Dataset items:
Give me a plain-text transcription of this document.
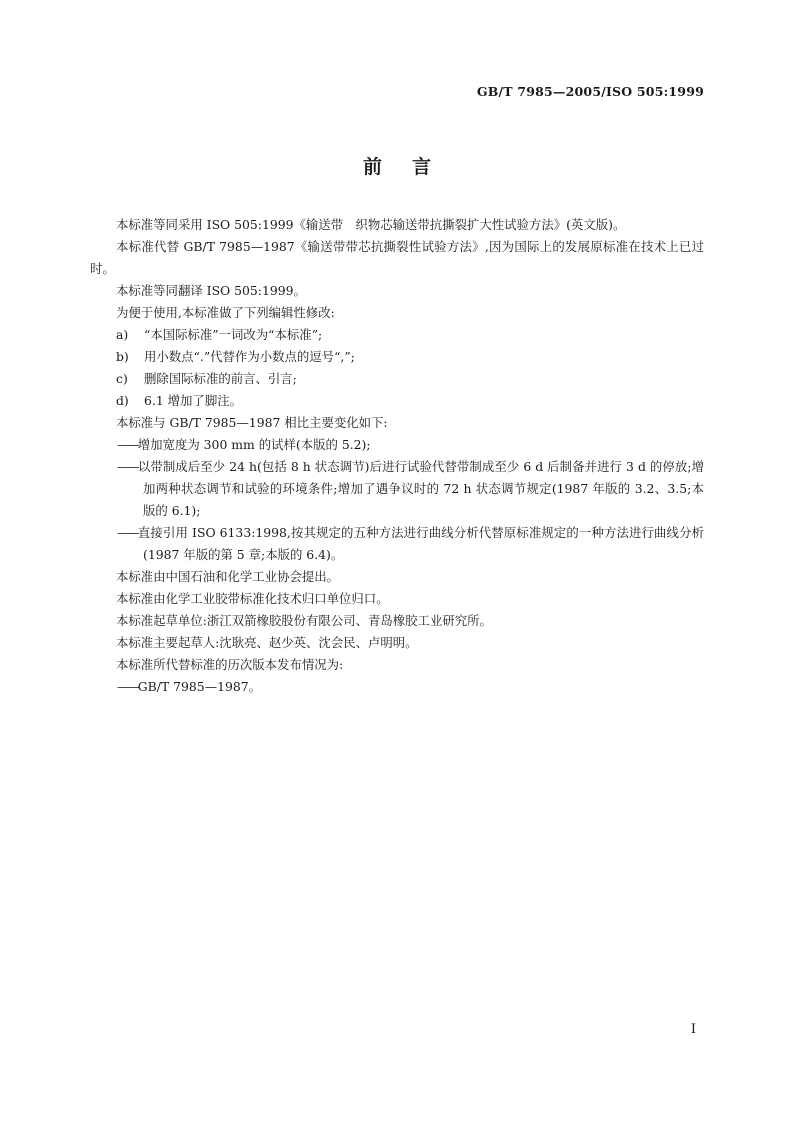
GB/T 7985—2005/ISO 505:1999
前言

本标准等同采用 ISO 505:1999《输送带　织物芯输送带抗撕裂扩大性试验方法》(英文版)。

本标准代替 GB/T 7985—1987《输送带带芯抗撕裂性试验方法》,因为国际上的发展原标准在技术上已过时。

本标准等同翻译 ISO 505:1999。

为便于使用,本标准做了下列编辑性修改:

a) “本国际标准”一词改为“本标准”;

b) 用小数点“.”代替作为小数点的逗号“,”;

c) 删除国际标准的前言、引言;

d) 6.1 增加了脚注。

本标准与 GB/T 7985—1987 相比主要变化如下:

——增加宽度为 300 mm 的试样(本版的 5.2);

——以带制成后至少 24 h(包括 8 h 状态调节)后进行试验代替带制成至少 6 d 后制备并进行 3 d 的停放;增加两种状态调节和试验的环境条件;增加了遇争议时的 72 h 状态调节规定(1987 年版的 3.2、3.5;本版的 6.1);

——直接引用 ISO 6133:1998,按其规定的五种方法进行曲线分析代替原标准规定的一种方法进行曲线分析(1987 年版的第 5 章;本版的 6.4)。

本标准由中国石油和化学工业协会提出。

本标准由化学工业胶带标准化技术归口单位归口。

本标准起草单位:浙江双箭橡胶股份有限公司、青岛橡胶工业研究所。

本标准主要起草人:沈耿亮、赵少英、沈会民、卢明明。

本标准所代替标准的历次版本发布情况为:

——GB/T 7985—1987。

I
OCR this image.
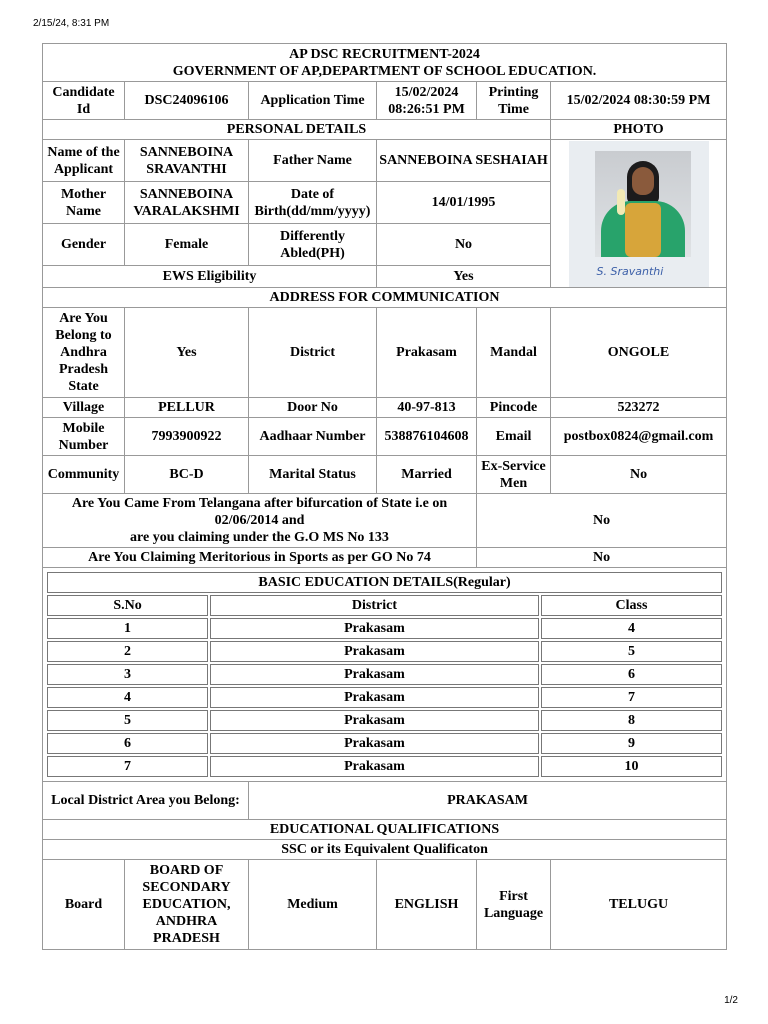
2/15/24, 8:31 PM
AP DSC RECRUITMENT-2024
GOVERNMENT OF AP,DEPARTMENT OF SCHOOL EDUCATION.

Candidate Id	DSC24096106	Application Time	15/02/2024 08:26:51 PM	Printing Time	15/02/2024 08:30:59 PM
PERSONAL DETAILS	PHOTO
Name of the Applicant	SANNEBOINA SRAVANTHI	Father Name	SANNEBOINA SESHAIAH	
S. Sravanthi

Mother Name	SANNEBOINA VARALAKSHMI	Date of Birth(dd/mm/yyyy)	14/01/1995
Gender	Female	Differently Abled(PH)	No
EWS Eligibility	Yes
ADDRESS FOR COMMUNICATION
Are You Belong to Andhra Pradesh State	Yes	District	Prakasam	Mandal	ONGOLE
Village	PELLUR	Door No	40-97-813	Pincode	523272
Mobile Number	7993900922	Aadhaar Number	538876104608	Email	postbox0824@gmail.com
Community	BC-D	Marital Status	Married	Ex-Service Men	No

Are You Came From Telangana after bifurcation of State i.e on 02/06/2014 and
are you claiming under the G.O MS No 133
	No
Are You Claiming Meritorious in Sports as per GO No 74	No

BASIC EDUCATION DETAILS(Regular)
S.No	District	Class
1	Prakasam	4
2	Prakasam	5
3	Prakasam	6
4	Prakasam	7
5	Prakasam	8
6	Prakasam	9
7	Prakasam	10

Local District Area you Belong:	PRAKASAM
EDUCATIONAL QUALIFICATIONS
SSC or its Equivalent Qualificaton
Board	BOARD OF SECONDARY EDUCATION, ANDHRA PRADESH	Medium	ENGLISH	First Language	TELUGU
1/2
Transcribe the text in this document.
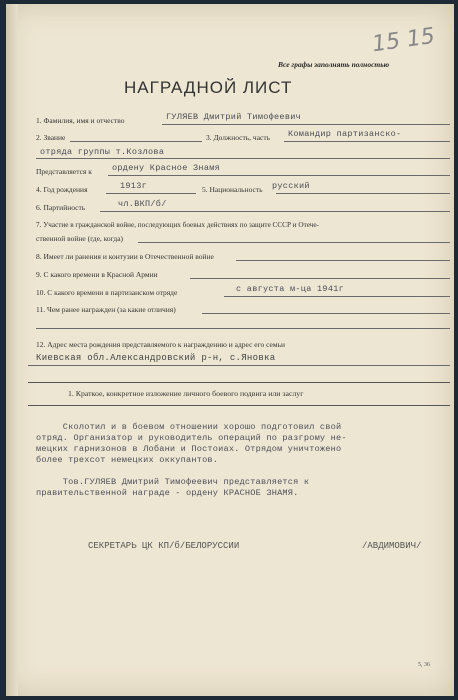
Все графы заполнять полностью
15 15
НАГРАДНОЙ ЛИСТ
1. Фамилия, имя и отчество	ГУЛЯЕВ Дмитрий Тимофеевич
2. Звание	3. Должность, часть Командир партизанско-
отряда группы т.Козлова
Представляется к ордену Красное Знамя
4. Год рождения	1913г	5. Национальность русский
6. Партийность	чл.ВКП/б/
7. Участие в гражданской войне, последующих боевых действиях по защите СССР и Отече-
ственной войне (где, когда)
8. Имеет ли ранения и контузии в Отечественной войне
9. С какого времени в Красной Армии
10. С какого времени в партизанском отряде	с августа м-ца 1941г
11. Чем ранее награжден (за какие отличия)
12. Адрес места рождения представляемого к награждению и адрес его семьи
Киевская обл.Александровский р-н, с.Яновка
1. Краткое, конкретное изложение личного боевого подвига или заслуг
Сколотил и в боевом отношении хорошо подготовил свой
отряд. Организатор и руководитель операций по разгрому не-
мецких гарнизонов в Лобани и Постоиах. Отрядом уничтожено
более трехсот немецких оккупантов.

Тов.ГУЛЯЕВ Дмитрий Тимофеевич представляется к
правительственной награде - ордену КРАСНОЕ ЗНАМЯ.
СЕКРЕТАРЬ ЦК КП/б/БЕЛОРУССИИ	/АВДИМОВИЧ/
5, 36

* **Exercise brief**: Extract, verbatim and alone, the lines from the line that contains "Transcribe the text in this document." to the last line of the records, inclusive; drop any picture.

* **Solution for this exercise**:
Transcribe the text in this document.
Все графы заполнять полностью
15 15
НАГРАДНОЙ ЛИСТ
1. Фамилия, имя и отчество	ГУЛЯЕВ Дмитрий Тимофеевич
2. Звание	3. Должность, часть Командир партизанско-
отряда группы т.Козлова
Представляется к ордену Красное Знамя
4. Год рождения	1913г	5. Национальность русский
6. Партийность	чл.ВКП/б/
7. Участие в гражданской войне, последующих боевых действиях по защите СССР и Отече-
ственной войне (где, когда)
8. Имеет ли ранения и контузии в Отечественной войне
9. С какого времени в Красной Армии
10. С какого времени в партизанском отряде	с августа м-ца 1941г
11. Чем ранее награжден (за какие отличия)
12. Адрес места рождения представляемого к награждению и адрес его семьи
Киевская обл.Александровский р-н, с.Яновка
1. Краткое, конкретное изложение личного боевого подвига или заслуг
Сколотил и в боевом отношении хорошо подготовил свой
отряд. Организатор и руководитель операций по разгрому не-
мецких гарнизонов в Лобани и Постоиах. Отрядом уничтожено
более трехсот немецких оккупантов.

Тов.ГУЛЯЕВ Дмитрий Тимофеевич представляется к
правительственной награде - ордену КРАСНОЕ ЗНАМЯ.
СЕКРЕТАРЬ ЦК КП/б/БЕЛОРУССИИ	/АВДИМОВИЧ/
5, 36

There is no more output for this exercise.